§ **INSTRUÇÕES DAS TAREFAS**
A) Com base no texto sobre a dívida soberana portuguesa, responda às perguntas seguintes.
(i) Que percentagem da dívida soberana portuguesa deterão, em 2014, as instituições europeias, o FMI e a banca nacional?
(ii) Que percentagem da dívida portuguesa detinham os credores privados internacionais em 2008?
(iii) De que privatização tem a JP Morgan a pasta a seu cargo?
B) Prossiga o texto sobre a dívida soberana portuguesa a partir da última frase apresentada.

§ **EXCERTO FORNECIDO**
Daniel Oliveira –
Expresso, opinião
Em 2014,
instituições europeias, FMI e a banca nacional deterão 80% da dívida soberana
portuguesa. O que quer dizer que os credores privados internacionais, que
em 2008 detinham 75% da nossa dívida, se puderam, à custa dos nossas
sacrifícios e dos contribuintes europeus, livrar dela. Daqui a um ano terão apenas
20%. Foi este o verdadeiro resgate dos últimos anos. Um resgate à
banca internacional. Não serviu para pagarmos as nossas dívidas. Até devemos
mais do que antes. Serviu para que elas mudassem de mãos. Ou sendo transferidas
para dentro do País ou sendo transferidas para instituições europeias e
internacionais que têm os instrumentos políticos para nos obrigar a pagar tudo
até estarmos exauridos. Coisa que, lamentavelmente, faltava a estes credores internacionais
que são, vale a pena recordar sempre, os grandes responsáveis pela crise
financeira que criou as condições para a insustentabilidade das dívidas
públicas.
Entre as maiores
instituições financeiras internacionais está a JP Morgan. É líder mundial
em serviços financeiros e uma das maiores instituições bancárias dos Estados
Unidos. Um ano depois de ter sido considerada a maior empresa do mundo, pela
Forbes, teve perdas bilionárias em operações de crédito desastrosas, sendo
alvo de investigações do FBI e da autoridade dos serviços financeiros do Reino
Unido. É uma das principais beneficiadas pelos contratos swap feitos
pelas empresas públicas portuguesas e tem a seu cargo a pasta da privatização
dos CTT. Foi um dos maiores criadores de derivativos de crédito, fundamentais
para perceber a crise que começou em 2008. É por isso interessante saber o que
pensam estes senhores. Não apenas sobre a situação económica da Europa, mas
sobre política. E sobre qual a melhor forma de regime para estas empresas poderem
continuar a prosperar às custas da nossa desgraça.

§ **DADOS DISPONÍVEIS**
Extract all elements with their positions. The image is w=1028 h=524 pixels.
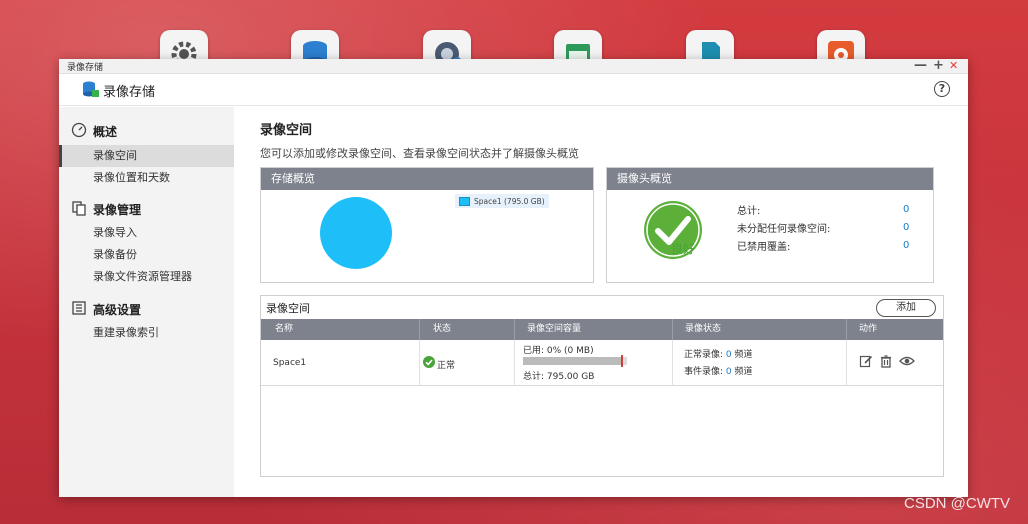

§ **RESPOSTAS POR TAREFA**
A)
(i) 80%.
(ii) 75%.
(iii) A privatização dos CTT.

B)
Num relatório de 28 de Maio sobre a zona euro,
a JP Morgan reconhece que há duas dimensões na relação política e institucional
com esta crise: a europeia, que passa por novas instituições para a zona euro,
e as nacionais, que, dependendo, ao contrário da primeira, do voto e da democracia,
cria mais problemas. A Alemanha pensa, recorda a instituição financeira, que os
problemas financeiros, legais, constitucionais e políticos das Nações terão de
ser resolvidos antes de uma maior integração, onde se inclui a criação dos eurobonds.
É na intervenção ao nível nacional, e não no espaço europeu, que estará o
primeiro passo para reolver a crise do euro. Porque são os bloqueios nacionais
para as reformas necessárias que fazem a Alemanha temer que qualquer processo
de integração traga a crise para a sua própria casa. Só poderá haver
mutualização do fardo desta crise quando os países que a sentem mais fortemente
resolverem os seus problemas estruturais que estiveram, na narrativa
alemã, na origem de tudo isto.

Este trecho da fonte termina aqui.